▶ [Required task]:
Give all of the lines again, with nothing added or dropped.

-- Start Listing --

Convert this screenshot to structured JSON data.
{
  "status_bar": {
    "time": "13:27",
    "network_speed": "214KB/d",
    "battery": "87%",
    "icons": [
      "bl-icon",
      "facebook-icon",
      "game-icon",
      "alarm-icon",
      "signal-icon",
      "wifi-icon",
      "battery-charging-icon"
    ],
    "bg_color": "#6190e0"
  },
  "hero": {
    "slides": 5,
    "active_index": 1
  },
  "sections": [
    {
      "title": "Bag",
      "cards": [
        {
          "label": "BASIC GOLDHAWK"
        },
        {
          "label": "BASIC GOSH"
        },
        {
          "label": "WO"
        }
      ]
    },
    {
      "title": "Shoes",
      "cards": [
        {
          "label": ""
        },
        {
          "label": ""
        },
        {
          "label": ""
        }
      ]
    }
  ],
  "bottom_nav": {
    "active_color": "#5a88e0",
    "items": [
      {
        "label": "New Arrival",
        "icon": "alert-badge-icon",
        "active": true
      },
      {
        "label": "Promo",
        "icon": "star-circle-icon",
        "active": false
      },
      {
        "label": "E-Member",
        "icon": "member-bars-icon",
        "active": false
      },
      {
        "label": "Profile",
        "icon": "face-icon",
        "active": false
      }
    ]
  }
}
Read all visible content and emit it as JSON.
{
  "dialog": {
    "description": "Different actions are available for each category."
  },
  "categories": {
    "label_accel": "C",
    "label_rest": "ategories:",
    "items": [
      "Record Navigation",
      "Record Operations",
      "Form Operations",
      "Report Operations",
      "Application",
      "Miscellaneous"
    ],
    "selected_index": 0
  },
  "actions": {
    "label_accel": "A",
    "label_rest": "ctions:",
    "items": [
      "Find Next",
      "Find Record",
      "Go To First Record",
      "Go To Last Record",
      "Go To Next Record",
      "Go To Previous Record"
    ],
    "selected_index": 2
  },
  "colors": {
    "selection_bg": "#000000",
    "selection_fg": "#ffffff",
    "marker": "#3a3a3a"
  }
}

-- End Listing --

▶ [Reply to the exercise]:
Convert this screenshot to structured JSON data.
{
  "status_bar": {
    "time": "13:27",
    "network_speed": "214KB/d",
    "battery": "87%",
    "icons": [
      "bl-icon",
      "facebook-icon",
      "game-icon",
      "alarm-icon",
      "signal-icon",
      "wifi-icon",
      "battery-charging-icon"
    ],
    "bg_color": "#6190e0"
  },
  "hero": {
    "slides": 5,
    "active_index": 1
  },
  "sections": [
    {
      "title": "Bag",
      "cards": [
        {
          "label": "BASIC GOLDHAWK"
        },
        {
          "label": "BASIC GOSH"
        },
        {
          "label": "WO"
        }
      ]
    },
    {
      "title": "Shoes",
      "cards": [
        {
          "label": ""
        },
        {
          "label": ""
        },
        {
          "label": ""
        }
      ]
    }
  ],
  "bottom_nav": {
    "active_color": "#5a88e0",
    "items": [
      {
        "label": "New Arrival",
        "icon": "alert-badge-icon",
        "active": true
      },
      {
        "label": "Promo",
        "icon": "star-circle-icon",
        "active": false
      },
      {
        "label": "E-Member",
        "icon": "member-bars-icon",
        "active": false
      },
      {
        "label": "Profile",
        "icon": "face-icon",
        "active": false
      }
    ]
  }
}
Read all visible content and emit it as JSON.
{
  "dialog": {
    "description": "Different actions are available for each category."
  },
  "categories": {
    "label_accel": "C",
    "label_rest": "ategories:",
    "items": [
      "Record Navigation",
      "Record Operations",
      "Form Operations",
      "Report Operations",
      "Application",
      "Miscellaneous"
    ],
    "selected_index": 0
  },
  "actions": {
    "label_accel": "A",
    "label_rest": "ctions:",
    "items": [
      "Find Next",
      "Find Record",
      "Go To First Record",
      "Go To Last Record",
      "Go To Next Record",
      "Go To Previous Record"
    ],
    "selected_index": 2
  },
  "colors": {
    "selection_bg": "#000000",
    "selection_fg": "#ffffff",
    "marker": "#3a3a3a"
  }
}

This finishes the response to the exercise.